Go through the listing below and gather every line with the word "solutions".

Records excerpted from a collection:

^^^^^^^^

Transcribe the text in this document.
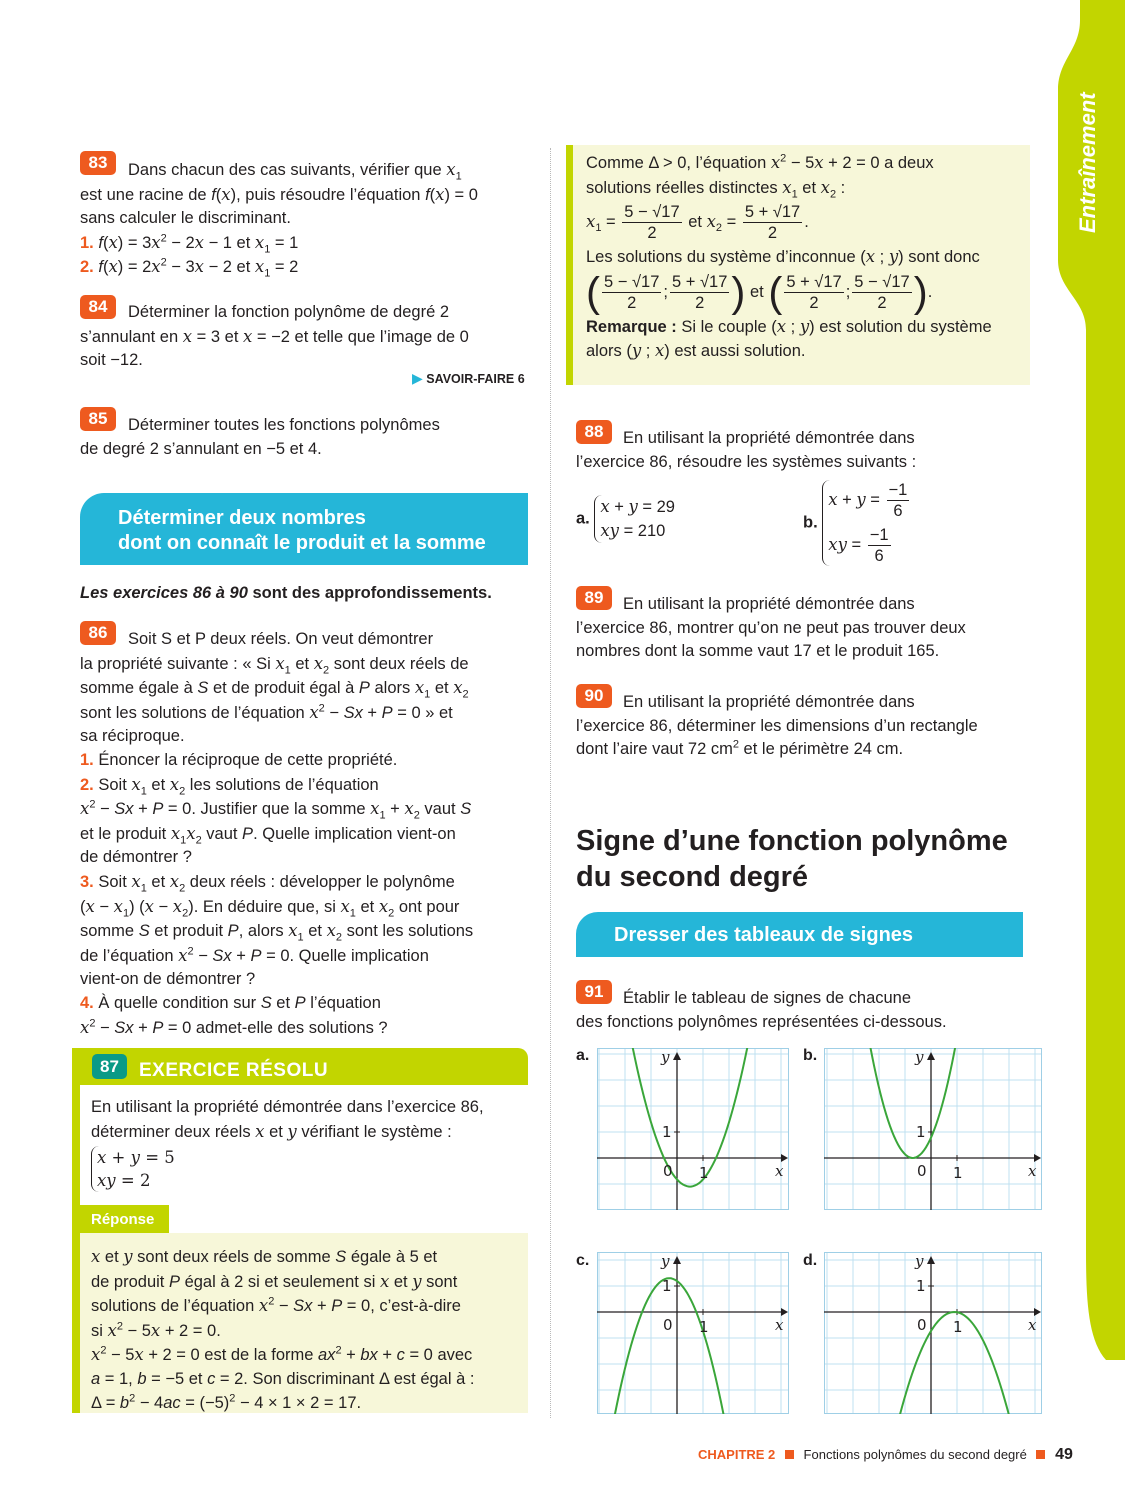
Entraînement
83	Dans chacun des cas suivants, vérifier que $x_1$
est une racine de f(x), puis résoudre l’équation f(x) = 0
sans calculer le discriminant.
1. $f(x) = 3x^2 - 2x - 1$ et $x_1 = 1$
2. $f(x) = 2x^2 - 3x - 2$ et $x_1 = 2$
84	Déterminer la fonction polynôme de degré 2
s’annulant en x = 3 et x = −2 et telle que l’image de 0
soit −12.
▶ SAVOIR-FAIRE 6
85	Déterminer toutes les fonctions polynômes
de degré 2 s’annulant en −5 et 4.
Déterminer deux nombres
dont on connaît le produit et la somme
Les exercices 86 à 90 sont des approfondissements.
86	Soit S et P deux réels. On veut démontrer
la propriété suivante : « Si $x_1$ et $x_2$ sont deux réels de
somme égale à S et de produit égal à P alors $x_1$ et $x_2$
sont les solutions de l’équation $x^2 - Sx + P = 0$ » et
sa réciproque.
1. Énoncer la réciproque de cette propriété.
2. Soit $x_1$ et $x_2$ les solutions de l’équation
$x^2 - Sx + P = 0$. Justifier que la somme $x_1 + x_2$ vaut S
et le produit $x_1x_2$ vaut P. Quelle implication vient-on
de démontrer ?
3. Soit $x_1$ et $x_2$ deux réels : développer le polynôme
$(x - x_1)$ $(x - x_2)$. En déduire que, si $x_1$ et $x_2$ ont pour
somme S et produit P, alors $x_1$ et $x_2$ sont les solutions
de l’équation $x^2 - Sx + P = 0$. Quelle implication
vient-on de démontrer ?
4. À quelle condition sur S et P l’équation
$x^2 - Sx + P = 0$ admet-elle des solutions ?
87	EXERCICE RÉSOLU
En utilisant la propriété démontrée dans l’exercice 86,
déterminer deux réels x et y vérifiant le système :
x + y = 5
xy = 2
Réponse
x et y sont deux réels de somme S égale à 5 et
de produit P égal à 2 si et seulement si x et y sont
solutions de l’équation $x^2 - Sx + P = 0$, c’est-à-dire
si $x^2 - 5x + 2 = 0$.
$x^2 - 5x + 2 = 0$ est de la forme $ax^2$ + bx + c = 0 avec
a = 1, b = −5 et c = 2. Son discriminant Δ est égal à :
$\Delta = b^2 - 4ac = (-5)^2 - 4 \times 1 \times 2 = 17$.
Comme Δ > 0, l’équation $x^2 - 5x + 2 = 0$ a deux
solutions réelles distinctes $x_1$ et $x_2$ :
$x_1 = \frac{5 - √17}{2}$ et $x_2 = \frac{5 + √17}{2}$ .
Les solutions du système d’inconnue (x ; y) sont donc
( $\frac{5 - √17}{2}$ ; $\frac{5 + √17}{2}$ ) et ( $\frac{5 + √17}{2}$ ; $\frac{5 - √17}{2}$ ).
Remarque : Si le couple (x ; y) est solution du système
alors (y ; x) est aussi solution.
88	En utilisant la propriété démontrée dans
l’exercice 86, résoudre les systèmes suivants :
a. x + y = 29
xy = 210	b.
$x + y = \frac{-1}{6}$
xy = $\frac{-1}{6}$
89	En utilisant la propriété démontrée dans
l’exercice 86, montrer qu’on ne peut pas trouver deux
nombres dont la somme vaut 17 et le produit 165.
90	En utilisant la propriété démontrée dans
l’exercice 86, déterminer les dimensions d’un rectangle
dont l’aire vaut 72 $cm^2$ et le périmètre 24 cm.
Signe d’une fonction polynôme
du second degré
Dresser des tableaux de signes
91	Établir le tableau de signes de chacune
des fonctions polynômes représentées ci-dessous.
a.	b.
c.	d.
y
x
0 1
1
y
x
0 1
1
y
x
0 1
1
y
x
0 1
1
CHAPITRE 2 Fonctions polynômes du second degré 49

^^^^^^^^

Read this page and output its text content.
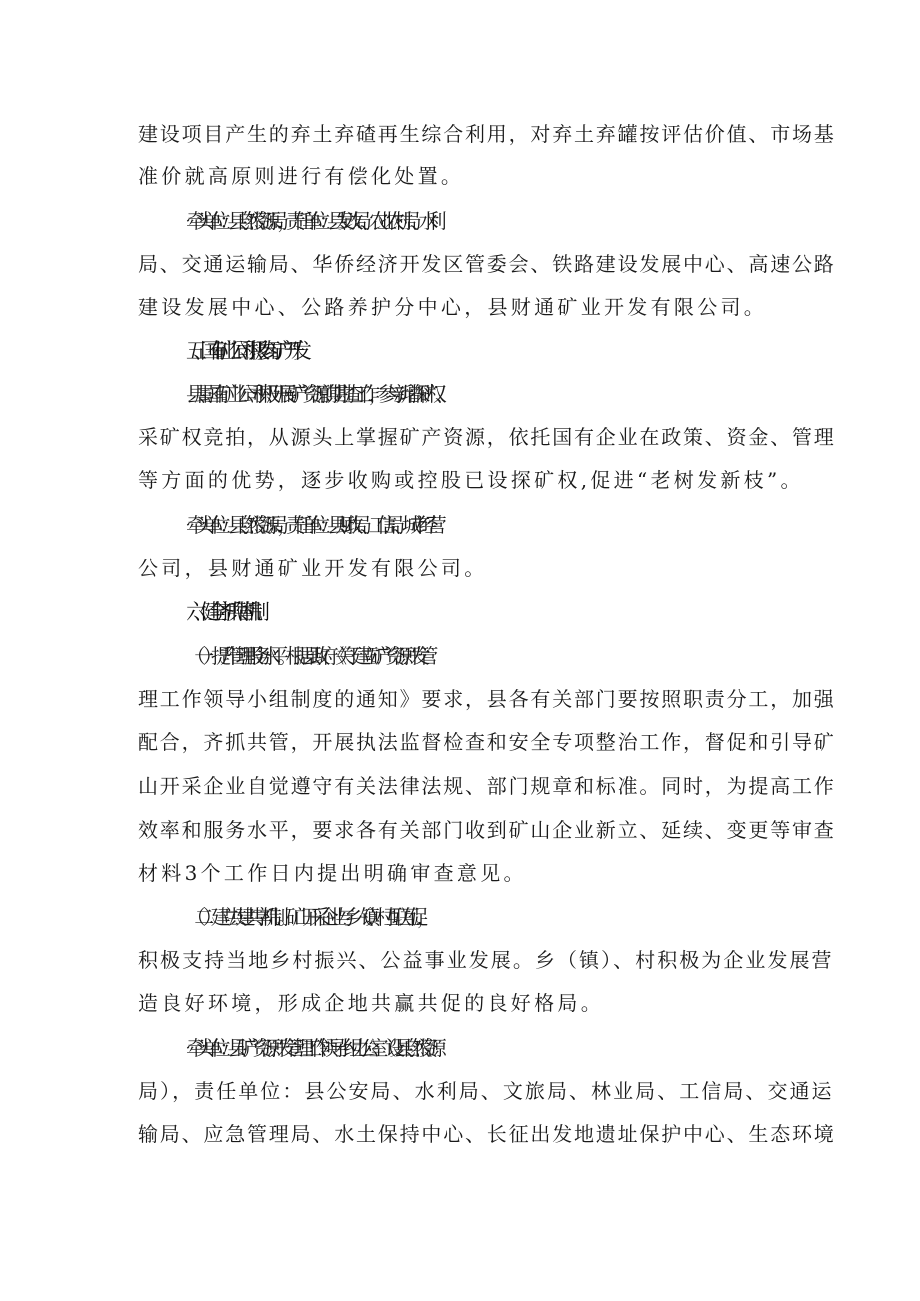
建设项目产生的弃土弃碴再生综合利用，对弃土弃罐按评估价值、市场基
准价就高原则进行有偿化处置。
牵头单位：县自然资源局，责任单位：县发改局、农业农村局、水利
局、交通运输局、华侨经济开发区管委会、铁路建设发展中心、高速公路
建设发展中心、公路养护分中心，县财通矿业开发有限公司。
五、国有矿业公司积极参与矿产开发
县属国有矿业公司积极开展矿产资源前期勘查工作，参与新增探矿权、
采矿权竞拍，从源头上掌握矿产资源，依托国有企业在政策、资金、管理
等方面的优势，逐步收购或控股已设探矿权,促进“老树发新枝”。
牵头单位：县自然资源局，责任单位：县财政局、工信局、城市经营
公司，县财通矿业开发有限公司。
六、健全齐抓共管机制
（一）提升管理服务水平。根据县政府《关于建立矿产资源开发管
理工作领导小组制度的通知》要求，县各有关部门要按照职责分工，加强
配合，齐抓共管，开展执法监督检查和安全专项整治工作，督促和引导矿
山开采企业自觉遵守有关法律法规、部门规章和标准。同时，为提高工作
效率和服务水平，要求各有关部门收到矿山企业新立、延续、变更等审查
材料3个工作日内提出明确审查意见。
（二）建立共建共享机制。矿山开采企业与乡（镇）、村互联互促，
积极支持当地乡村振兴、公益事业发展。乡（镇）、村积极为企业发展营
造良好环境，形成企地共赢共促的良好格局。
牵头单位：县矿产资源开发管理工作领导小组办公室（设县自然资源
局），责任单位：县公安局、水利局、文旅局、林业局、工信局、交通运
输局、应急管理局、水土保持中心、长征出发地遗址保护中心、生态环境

^^^^^^^^

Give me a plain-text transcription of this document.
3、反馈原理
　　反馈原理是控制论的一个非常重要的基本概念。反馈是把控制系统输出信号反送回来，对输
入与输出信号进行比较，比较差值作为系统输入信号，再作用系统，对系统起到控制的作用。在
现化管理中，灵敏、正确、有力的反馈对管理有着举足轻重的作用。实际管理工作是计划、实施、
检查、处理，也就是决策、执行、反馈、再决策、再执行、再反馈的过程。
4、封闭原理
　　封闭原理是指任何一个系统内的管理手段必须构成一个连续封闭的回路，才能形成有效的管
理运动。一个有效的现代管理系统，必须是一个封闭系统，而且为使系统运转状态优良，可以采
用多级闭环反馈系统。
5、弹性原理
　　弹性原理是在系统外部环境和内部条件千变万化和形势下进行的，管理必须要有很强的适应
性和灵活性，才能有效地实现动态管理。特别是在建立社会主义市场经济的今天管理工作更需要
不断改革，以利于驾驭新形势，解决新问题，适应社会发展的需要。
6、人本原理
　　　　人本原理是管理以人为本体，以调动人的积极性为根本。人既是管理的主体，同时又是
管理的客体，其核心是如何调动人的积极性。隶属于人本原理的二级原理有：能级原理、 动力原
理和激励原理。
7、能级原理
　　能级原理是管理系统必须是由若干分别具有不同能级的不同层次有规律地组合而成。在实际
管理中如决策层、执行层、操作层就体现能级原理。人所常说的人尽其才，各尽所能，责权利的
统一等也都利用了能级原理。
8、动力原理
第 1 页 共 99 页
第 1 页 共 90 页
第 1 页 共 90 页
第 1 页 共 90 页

^^^^^^^^

*The completed task*.
sont les solutions de l’équation $x^2 - Sx + P = 0$ » et
2. Soit $x_1$ et $x_2$ les solutions de l’équation
somme S et produit P, alors $x_1$ et $x_2$ sont les solutions
$x^2 - Sx + P = 0$ admet-elle des solutions ?
solutions de l’équation $x^2 - Sx + P = 0$, c’est-à-dire
solutions réelles distinctes $x_1$ et $x_2$ :
Les solutions du système d’inconnue (x ; y) sont donc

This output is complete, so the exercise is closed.